— Set exercise —
Find and copy each line of the records where the string "connector" shows up.

— Supplied material —
________________________

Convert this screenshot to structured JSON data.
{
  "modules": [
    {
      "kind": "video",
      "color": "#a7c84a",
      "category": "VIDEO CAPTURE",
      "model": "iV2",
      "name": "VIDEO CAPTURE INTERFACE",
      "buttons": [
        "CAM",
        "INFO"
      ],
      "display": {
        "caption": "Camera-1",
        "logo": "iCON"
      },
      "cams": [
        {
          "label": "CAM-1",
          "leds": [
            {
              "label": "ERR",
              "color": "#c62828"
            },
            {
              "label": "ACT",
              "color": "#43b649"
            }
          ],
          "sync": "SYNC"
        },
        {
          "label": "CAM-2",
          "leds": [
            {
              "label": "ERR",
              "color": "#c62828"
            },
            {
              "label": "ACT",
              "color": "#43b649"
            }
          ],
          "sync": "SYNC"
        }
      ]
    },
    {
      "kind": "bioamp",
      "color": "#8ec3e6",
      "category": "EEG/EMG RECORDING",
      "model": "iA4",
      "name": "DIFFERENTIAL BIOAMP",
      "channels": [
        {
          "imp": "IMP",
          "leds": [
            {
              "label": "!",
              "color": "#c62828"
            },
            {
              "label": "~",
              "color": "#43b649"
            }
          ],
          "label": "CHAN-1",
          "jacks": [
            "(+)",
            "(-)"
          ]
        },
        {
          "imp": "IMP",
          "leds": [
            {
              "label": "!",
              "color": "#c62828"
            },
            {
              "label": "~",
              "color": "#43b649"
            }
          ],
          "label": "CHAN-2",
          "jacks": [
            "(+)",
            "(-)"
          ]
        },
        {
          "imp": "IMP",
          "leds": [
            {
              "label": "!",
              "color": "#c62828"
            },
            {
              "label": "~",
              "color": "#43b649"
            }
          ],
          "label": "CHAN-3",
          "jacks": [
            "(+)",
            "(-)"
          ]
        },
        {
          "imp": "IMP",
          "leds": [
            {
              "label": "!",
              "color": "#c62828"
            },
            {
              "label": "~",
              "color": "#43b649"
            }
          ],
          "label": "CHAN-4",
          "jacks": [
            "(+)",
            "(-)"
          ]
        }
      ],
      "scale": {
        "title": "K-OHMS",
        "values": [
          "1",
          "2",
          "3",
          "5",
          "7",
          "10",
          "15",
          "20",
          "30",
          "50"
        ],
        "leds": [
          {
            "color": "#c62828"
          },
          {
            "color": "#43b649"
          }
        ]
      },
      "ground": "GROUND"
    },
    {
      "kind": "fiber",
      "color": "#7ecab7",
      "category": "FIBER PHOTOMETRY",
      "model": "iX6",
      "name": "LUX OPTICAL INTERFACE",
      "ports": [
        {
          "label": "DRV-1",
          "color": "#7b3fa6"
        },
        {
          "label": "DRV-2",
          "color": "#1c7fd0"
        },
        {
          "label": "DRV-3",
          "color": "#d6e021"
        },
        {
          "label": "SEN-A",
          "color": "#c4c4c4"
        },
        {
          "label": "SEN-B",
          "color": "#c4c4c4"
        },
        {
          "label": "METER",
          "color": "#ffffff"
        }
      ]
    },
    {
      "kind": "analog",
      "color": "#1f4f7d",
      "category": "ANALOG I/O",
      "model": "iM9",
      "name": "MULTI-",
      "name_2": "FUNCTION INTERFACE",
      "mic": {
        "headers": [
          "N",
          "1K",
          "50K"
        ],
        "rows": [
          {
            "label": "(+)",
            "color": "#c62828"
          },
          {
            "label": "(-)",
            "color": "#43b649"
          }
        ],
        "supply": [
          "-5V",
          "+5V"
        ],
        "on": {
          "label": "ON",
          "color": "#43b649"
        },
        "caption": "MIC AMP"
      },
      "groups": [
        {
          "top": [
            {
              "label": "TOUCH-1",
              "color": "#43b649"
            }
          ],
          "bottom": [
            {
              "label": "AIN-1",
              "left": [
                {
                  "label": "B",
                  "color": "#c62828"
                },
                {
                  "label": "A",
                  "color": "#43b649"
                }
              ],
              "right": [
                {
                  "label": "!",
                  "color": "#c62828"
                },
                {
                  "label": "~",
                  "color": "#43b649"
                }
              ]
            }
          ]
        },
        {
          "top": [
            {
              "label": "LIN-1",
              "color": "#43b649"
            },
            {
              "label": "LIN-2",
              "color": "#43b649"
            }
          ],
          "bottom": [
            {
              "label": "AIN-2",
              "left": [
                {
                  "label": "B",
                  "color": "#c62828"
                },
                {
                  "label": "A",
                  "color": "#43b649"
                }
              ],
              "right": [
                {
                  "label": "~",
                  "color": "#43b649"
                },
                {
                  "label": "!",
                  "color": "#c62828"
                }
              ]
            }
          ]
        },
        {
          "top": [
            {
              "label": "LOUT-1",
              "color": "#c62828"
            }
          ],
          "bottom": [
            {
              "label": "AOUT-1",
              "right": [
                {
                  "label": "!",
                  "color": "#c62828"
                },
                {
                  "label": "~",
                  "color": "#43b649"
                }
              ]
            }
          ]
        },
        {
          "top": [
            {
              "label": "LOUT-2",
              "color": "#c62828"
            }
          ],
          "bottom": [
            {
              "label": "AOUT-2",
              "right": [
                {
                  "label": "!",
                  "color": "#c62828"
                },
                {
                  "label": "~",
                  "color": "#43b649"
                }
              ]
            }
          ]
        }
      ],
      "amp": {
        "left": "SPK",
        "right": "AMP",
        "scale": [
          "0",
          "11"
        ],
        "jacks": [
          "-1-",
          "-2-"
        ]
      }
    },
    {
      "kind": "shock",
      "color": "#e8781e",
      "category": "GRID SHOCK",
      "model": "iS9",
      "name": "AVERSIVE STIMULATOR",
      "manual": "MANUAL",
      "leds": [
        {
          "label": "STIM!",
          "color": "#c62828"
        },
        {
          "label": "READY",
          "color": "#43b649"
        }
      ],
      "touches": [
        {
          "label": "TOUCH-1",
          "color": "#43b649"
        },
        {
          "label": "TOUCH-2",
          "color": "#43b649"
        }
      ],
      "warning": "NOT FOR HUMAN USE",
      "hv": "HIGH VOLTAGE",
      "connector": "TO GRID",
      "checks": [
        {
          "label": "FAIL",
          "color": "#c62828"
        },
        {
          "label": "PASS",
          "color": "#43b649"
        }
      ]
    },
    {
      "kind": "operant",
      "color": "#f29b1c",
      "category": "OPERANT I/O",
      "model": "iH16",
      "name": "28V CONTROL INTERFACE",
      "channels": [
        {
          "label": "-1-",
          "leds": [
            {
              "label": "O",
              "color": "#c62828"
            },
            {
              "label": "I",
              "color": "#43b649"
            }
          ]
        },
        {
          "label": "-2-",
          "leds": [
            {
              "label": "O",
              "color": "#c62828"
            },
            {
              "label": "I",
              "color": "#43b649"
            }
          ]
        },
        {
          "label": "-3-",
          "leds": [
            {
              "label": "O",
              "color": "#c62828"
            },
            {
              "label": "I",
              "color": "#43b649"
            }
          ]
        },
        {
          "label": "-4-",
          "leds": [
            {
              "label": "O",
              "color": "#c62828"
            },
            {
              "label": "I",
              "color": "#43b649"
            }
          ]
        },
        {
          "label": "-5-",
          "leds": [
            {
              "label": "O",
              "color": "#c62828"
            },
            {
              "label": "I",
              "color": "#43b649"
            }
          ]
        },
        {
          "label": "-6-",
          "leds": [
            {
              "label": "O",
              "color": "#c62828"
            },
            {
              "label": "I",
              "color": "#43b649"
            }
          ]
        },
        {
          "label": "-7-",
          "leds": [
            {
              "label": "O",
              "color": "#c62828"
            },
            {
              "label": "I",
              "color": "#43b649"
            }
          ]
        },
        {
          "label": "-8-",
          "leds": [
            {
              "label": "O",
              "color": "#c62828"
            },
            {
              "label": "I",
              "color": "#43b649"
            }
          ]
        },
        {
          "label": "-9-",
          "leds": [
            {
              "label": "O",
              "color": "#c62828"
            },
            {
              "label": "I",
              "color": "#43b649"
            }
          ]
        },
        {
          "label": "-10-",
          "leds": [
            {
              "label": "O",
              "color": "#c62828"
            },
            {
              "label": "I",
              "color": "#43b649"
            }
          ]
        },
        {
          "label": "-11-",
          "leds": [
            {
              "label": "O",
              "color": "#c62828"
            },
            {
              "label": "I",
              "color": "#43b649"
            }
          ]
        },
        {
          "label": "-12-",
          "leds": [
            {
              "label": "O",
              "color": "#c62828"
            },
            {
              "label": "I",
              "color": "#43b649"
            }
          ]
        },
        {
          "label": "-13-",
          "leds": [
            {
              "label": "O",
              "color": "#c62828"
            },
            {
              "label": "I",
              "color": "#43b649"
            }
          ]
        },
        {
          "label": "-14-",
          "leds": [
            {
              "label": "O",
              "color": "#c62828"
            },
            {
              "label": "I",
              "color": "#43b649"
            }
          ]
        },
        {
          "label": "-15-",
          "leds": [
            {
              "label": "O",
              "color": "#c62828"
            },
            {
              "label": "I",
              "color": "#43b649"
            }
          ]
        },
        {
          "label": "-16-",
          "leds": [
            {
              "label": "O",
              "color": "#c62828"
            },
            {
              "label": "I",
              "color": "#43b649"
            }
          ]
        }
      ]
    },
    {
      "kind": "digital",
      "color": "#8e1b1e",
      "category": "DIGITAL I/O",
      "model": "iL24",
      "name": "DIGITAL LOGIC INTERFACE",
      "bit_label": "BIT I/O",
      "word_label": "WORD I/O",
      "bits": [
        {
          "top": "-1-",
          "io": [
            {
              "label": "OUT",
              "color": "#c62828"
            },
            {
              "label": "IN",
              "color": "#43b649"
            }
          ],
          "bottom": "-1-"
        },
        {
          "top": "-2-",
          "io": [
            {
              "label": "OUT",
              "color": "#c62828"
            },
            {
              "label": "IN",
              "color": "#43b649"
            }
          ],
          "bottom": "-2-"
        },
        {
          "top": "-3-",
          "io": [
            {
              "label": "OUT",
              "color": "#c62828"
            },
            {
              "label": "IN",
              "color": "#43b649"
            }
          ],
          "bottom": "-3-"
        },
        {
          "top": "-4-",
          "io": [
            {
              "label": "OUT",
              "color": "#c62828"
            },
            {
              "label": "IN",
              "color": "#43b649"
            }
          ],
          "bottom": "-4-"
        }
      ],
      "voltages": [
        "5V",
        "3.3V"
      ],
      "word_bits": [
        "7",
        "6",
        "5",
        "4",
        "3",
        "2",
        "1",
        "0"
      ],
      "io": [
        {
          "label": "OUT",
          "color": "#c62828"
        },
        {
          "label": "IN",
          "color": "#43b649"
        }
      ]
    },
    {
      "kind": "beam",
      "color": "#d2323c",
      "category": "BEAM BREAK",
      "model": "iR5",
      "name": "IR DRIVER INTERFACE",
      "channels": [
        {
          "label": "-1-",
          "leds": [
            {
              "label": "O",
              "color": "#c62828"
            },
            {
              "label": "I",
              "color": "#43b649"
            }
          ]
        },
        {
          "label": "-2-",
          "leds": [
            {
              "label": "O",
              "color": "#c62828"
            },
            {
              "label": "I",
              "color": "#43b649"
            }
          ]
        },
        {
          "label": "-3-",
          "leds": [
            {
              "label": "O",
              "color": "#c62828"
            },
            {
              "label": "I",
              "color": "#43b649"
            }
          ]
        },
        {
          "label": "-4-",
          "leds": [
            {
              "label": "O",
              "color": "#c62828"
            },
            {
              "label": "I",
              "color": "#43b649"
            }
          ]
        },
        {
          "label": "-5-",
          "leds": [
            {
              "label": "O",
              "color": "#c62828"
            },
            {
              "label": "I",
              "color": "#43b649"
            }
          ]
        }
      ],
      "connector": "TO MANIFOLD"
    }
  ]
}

________________________

— Output below —
      "connector": "TO GRID",
      "connector": "TO MANIFOLD"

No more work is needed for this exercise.